→ **What is needed**: Write out each line that follows exactly as it stands, without the pictures.

Dataset rows about figures:
++++++++
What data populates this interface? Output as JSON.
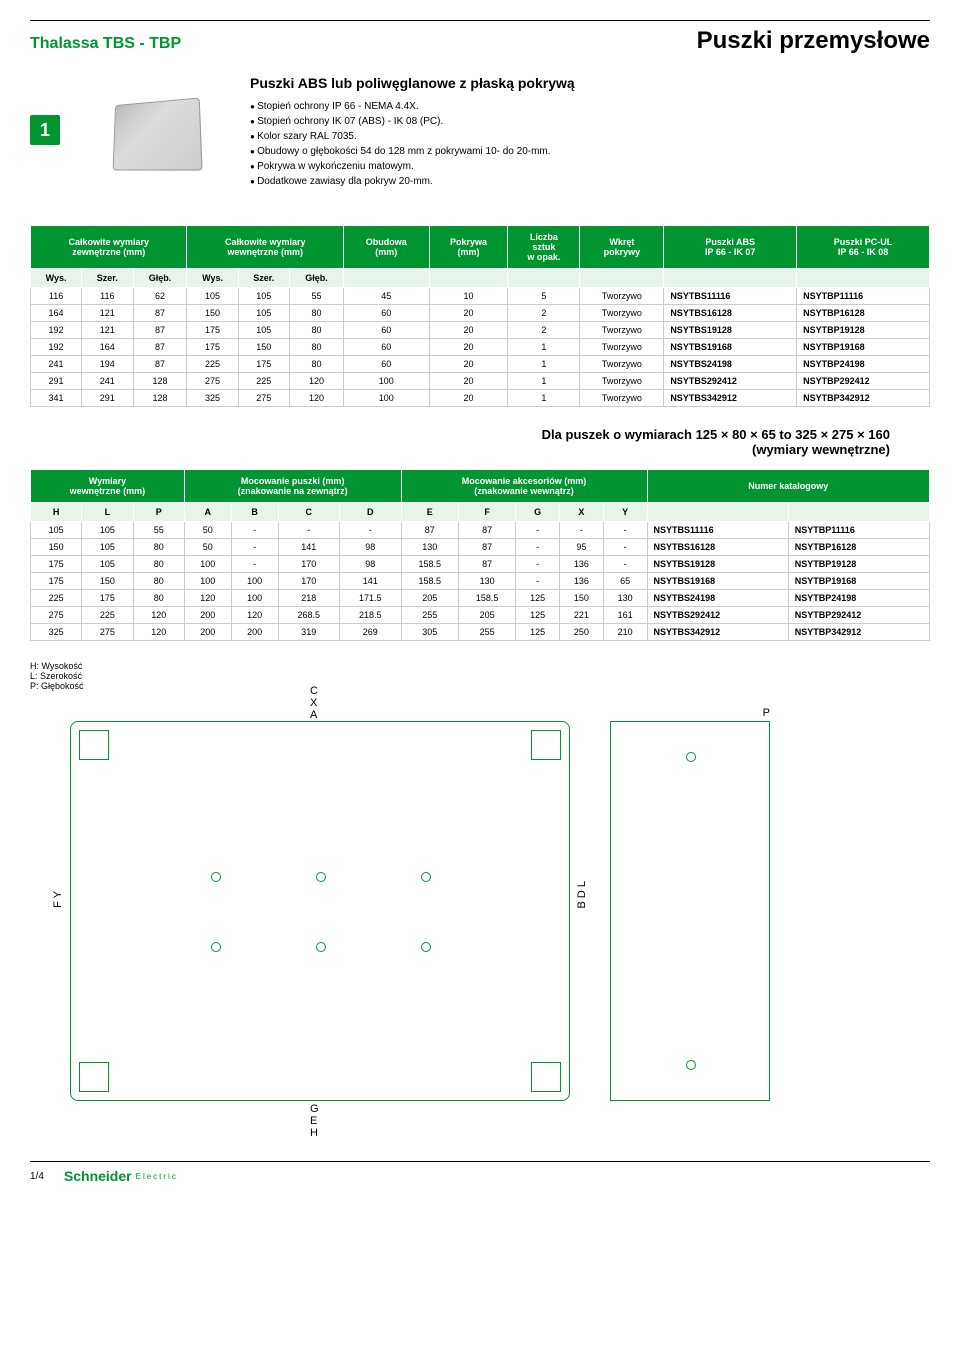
{
  "header": {
    "brand": "Thalassa TBS - TBP",
    "title": "Puszki przemysłowe"
  },
  "chip": "1",
  "section_title": "Puszki ABS lub poliwęglanowe z płaską pokrywą",
  "bullets": [
    "Stopień ochrony IP 66 - NEMA 4.4X.",
    "Stopień ochrony IK 07 (ABS) - IK 08 (PC).",
    "Kolor szary RAL 7035.",
    "Obudowy o głębokości 54 do 128 mm z pokrywami 10- do 20-mm.",
    "Pokrywa w wykończeniu matowym.",
    "Dodatkowe zawiasy dla pokryw 20-mm."
  ],
  "table1": {
    "head_groups": [
      {
        "label": "Całkowite wymiary\nzewnętrzne (mm)",
        "span": 3
      },
      {
        "label": "Całkowite wymiary\nwewnętrzne (mm)",
        "span": 3
      },
      {
        "label": "Obudowa\n(mm)",
        "span": 1
      },
      {
        "label": "Pokrywa\n(mm)",
        "span": 1
      },
      {
        "label": "Liczba\nsztuk\nw opak.",
        "span": 1
      },
      {
        "label": "Wkręt\npokrywy",
        "span": 1
      },
      {
        "label": "Puszki ABS\nIP 66 - IK 07",
        "span": 1
      },
      {
        "label": "Puszki PC-UL\nIP 66 - IK 08",
        "span": 1
      }
    ],
    "sub_cols": [
      "Wys.",
      "Szer.",
      "Głęb.",
      "Wys.",
      "Szer.",
      "Głęb.",
      "",
      "",
      "",
      "",
      "",
      ""
    ],
    "rows": [
      [
        "116",
        "116",
        "62",
        "105",
        "105",
        "55",
        "45",
        "10",
        "5",
        "Tworzywo",
        "NSYTBS11116",
        "NSYTBP11116"
      ],
      [
        "164",
        "121",
        "87",
        "150",
        "105",
        "80",
        "60",
        "20",
        "2",
        "Tworzywo",
        "NSYTBS16128",
        "NSYTBP16128"
      ],
      [
        "192",
        "121",
        "87",
        "175",
        "105",
        "80",
        "60",
        "20",
        "2",
        "Tworzywo",
        "NSYTBS19128",
        "NSYTBP19128"
      ],
      [
        "192",
        "164",
        "87",
        "175",
        "150",
        "80",
        "60",
        "20",
        "1",
        "Tworzywo",
        "NSYTBS19168",
        "NSYTBP19168"
      ],
      [
        "241",
        "194",
        "87",
        "225",
        "175",
        "80",
        "60",
        "20",
        "1",
        "Tworzywo",
        "NSYTBS24198",
        "NSYTBP24198"
      ],
      [
        "291",
        "241",
        "128",
        "275",
        "225",
        "120",
        "100",
        "20",
        "1",
        "Tworzywo",
        "NSYTBS292412",
        "NSYTBP292412"
      ],
      [
        "341",
        "291",
        "128",
        "325",
        "275",
        "120",
        "100",
        "20",
        "1",
        "Tworzywo",
        "NSYTBS342912",
        "NSYTBP342912"
      ]
    ]
  },
  "midnote": "Dla  puszek o wymiarach 125 × 80 × 65 to 325 × 275 × 160\n(wymiary wewnętrzne)",
  "table2": {
    "head_groups": [
      {
        "label": "Wymiary\nwewnętrzne (mm)",
        "span": 3
      },
      {
        "label": "Mocowanie puszki (mm)\n(znakowanie na zewnątrz)",
        "span": 4
      },
      {
        "label": "Mocowanie akcesoriów (mm)\n(znakowanie wewnątrz)",
        "span": 5
      },
      {
        "label": "Numer katalogowy",
        "span": 2
      }
    ],
    "sub_cols": [
      "H",
      "L",
      "P",
      "A",
      "B",
      "C",
      "D",
      "E",
      "F",
      "G",
      "X",
      "Y",
      "",
      ""
    ],
    "rows": [
      [
        "105",
        "105",
        "55",
        "50",
        "-",
        "-",
        "-",
        "87",
        "87",
        "-",
        "-",
        "-",
        "NSYTBS11116",
        "NSYTBP11116"
      ],
      [
        "150",
        "105",
        "80",
        "50",
        "-",
        "141",
        "98",
        "130",
        "87",
        "-",
        "95",
        "-",
        "NSYTBS16128",
        "NSYTBP16128"
      ],
      [
        "175",
        "105",
        "80",
        "100",
        "-",
        "170",
        "98",
        "158.5",
        "87",
        "-",
        "136",
        "-",
        "NSYTBS19128",
        "NSYTBP19128"
      ],
      [
        "175",
        "150",
        "80",
        "100",
        "100",
        "170",
        "141",
        "158.5",
        "130",
        "-",
        "136",
        "65",
        "NSYTBS19168",
        "NSYTBP19168"
      ],
      [
        "225",
        "175",
        "80",
        "120",
        "100",
        "218",
        "171.5",
        "205",
        "158.5",
        "125",
        "150",
        "130",
        "NSYTBS24198",
        "NSYTBP24198"
      ],
      [
        "275",
        "225",
        "120",
        "200",
        "120",
        "268.5",
        "218.5",
        "255",
        "205",
        "125",
        "221",
        "161",
        "NSYTBS292412",
        "NSYTBP292412"
      ],
      [
        "325",
        "275",
        "120",
        "200",
        "200",
        "319",
        "269",
        "305",
        "255",
        "125",
        "250",
        "210",
        "NSYTBS342912",
        "NSYTBP342912"
      ]
    ]
  },
  "legend": [
    "H: Wysokość",
    "L: Szerokość",
    "P: Głębokość"
  ],
  "diagram_labels": {
    "top": [
      "C",
      "X",
      "A"
    ],
    "left": [
      "F",
      "Y"
    ],
    "right": [
      "B",
      "D",
      "L"
    ],
    "bottom": [
      "G",
      "E",
      "H"
    ],
    "side": "P"
  },
  "footer": {
    "page": "1/4",
    "logo_main": "Schneider",
    "logo_sub": "Electric"
  },
  "colors": {
    "brand_green": "#009530",
    "head_green": "#009530",
    "sub_green": "#e6f4ea"
  }
}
++++++++
→ **Exercise result**:
What data populates this interface? Output as JSON.
{
  "header": {
    "brand": "Thalassa TBS - TBP",
    "title": "Puszki przemysłowe"
  },
  "chip": "1",
  "section_title": "Puszki ABS lub poliwęglanowe z płaską pokrywą",
  "bullets": [
    "Stopień ochrony IP 66 - NEMA 4.4X.",
    "Stopień ochrony IK 07 (ABS) - IK 08 (PC).",
    "Kolor szary RAL 7035.",
    "Obudowy o głębokości 54 do 128 mm z pokrywami 10- do 20-mm.",
    "Pokrywa w wykończeniu matowym.",
    "Dodatkowe zawiasy dla pokryw 20-mm."
  ],
  "table1": {
    "head_groups": [
      {
        "label": "Całkowite wymiary\nzewnętrzne (mm)",
        "span": 3
      },
      {
        "label": "Całkowite wymiary\nwewnętrzne (mm)",
        "span": 3
      },
      {
        "label": "Obudowa\n(mm)",
        "span": 1
      },
      {
        "label": "Pokrywa\n(mm)",
        "span": 1
      },
      {
        "label": "Liczba\nsztuk\nw opak.",
        "span": 1
      },
      {
        "label": "Wkręt\npokrywy",
        "span": 1
      },
      {
        "label": "Puszki ABS\nIP 66 - IK 07",
        "span": 1
      },
      {
        "label": "Puszki PC-UL\nIP 66 - IK 08",
        "span": 1
      }
    ],
    "sub_cols": [
      "Wys.",
      "Szer.",
      "Głęb.",
      "Wys.",
      "Szer.",
      "Głęb.",
      "",
      "",
      "",
      "",
      "",
      ""
    ],
    "rows": [
      [
        "116",
        "116",
        "62",
        "105",
        "105",
        "55",
        "45",
        "10",
        "5",
        "Tworzywo",
        "NSYTBS11116",
        "NSYTBP11116"
      ],
      [
        "164",
        "121",
        "87",
        "150",
        "105",
        "80",
        "60",
        "20",
        "2",
        "Tworzywo",
        "NSYTBS16128",
        "NSYTBP16128"
      ],
      [
        "192",
        "121",
        "87",
        "175",
        "105",
        "80",
        "60",
        "20",
        "2",
        "Tworzywo",
        "NSYTBS19128",
        "NSYTBP19128"
      ],
      [
        "192",
        "164",
        "87",
        "175",
        "150",
        "80",
        "60",
        "20",
        "1",
        "Tworzywo",
        "NSYTBS19168",
        "NSYTBP19168"
      ],
      [
        "241",
        "194",
        "87",
        "225",
        "175",
        "80",
        "60",
        "20",
        "1",
        "Tworzywo",
        "NSYTBS24198",
        "NSYTBP24198"
      ],
      [
        "291",
        "241",
        "128",
        "275",
        "225",
        "120",
        "100",
        "20",
        "1",
        "Tworzywo",
        "NSYTBS292412",
        "NSYTBP292412"
      ],
      [
        "341",
        "291",
        "128",
        "325",
        "275",
        "120",
        "100",
        "20",
        "1",
        "Tworzywo",
        "NSYTBS342912",
        "NSYTBP342912"
      ]
    ]
  },
  "midnote": "Dla  puszek o wymiarach 125 × 80 × 65 to 325 × 275 × 160\n(wymiary wewnętrzne)",
  "table2": {
    "head_groups": [
      {
        "label": "Wymiary\nwewnętrzne (mm)",
        "span": 3
      },
      {
        "label": "Mocowanie puszki (mm)\n(znakowanie na zewnątrz)",
        "span": 4
      },
      {
        "label": "Mocowanie akcesoriów (mm)\n(znakowanie wewnątrz)",
        "span": 5
      },
      {
        "label": "Numer katalogowy",
        "span": 2
      }
    ],
    "sub_cols": [
      "H",
      "L",
      "P",
      "A",
      "B",
      "C",
      "D",
      "E",
      "F",
      "G",
      "X",
      "Y",
      "",
      ""
    ],
    "rows": [
      [
        "105",
        "105",
        "55",
        "50",
        "-",
        "-",
        "-",
        "87",
        "87",
        "-",
        "-",
        "-",
        "NSYTBS11116",
        "NSYTBP11116"
      ],
      [
        "150",
        "105",
        "80",
        "50",
        "-",
        "141",
        "98",
        "130",
        "87",
        "-",
        "95",
        "-",
        "NSYTBS16128",
        "NSYTBP16128"
      ],
      [
        "175",
        "105",
        "80",
        "100",
        "-",
        "170",
        "98",
        "158.5",
        "87",
        "-",
        "136",
        "-",
        "NSYTBS19128",
        "NSYTBP19128"
      ],
      [
        "175",
        "150",
        "80",
        "100",
        "100",
        "170",
        "141",
        "158.5",
        "130",
        "-",
        "136",
        "65",
        "NSYTBS19168",
        "NSYTBP19168"
      ],
      [
        "225",
        "175",
        "80",
        "120",
        "100",
        "218",
        "171.5",
        "205",
        "158.5",
        "125",
        "150",
        "130",
        "NSYTBS24198",
        "NSYTBP24198"
      ],
      [
        "275",
        "225",
        "120",
        "200",
        "120",
        "268.5",
        "218.5",
        "255",
        "205",
        "125",
        "221",
        "161",
        "NSYTBS292412",
        "NSYTBP292412"
      ],
      [
        "325",
        "275",
        "120",
        "200",
        "200",
        "319",
        "269",
        "305",
        "255",
        "125",
        "250",
        "210",
        "NSYTBS342912",
        "NSYTBP342912"
      ]
    ]
  },
  "legend": [
    "H: Wysokość",
    "L: Szerokość",
    "P: Głębokość"
  ],
  "diagram_labels": {
    "top": [
      "C",
      "X",
      "A"
    ],
    "left": [
      "F",
      "Y"
    ],
    "right": [
      "B",
      "D",
      "L"
    ],
    "bottom": [
      "G",
      "E",
      "H"
    ],
    "side": "P"
  },
  "footer": {
    "page": "1/4",
    "logo_main": "Schneider",
    "logo_sub": "Electric"
  },
  "colors": {
    "brand_green": "#009530",
    "head_green": "#009530",
    "sub_green": "#e6f4ea"
  }
}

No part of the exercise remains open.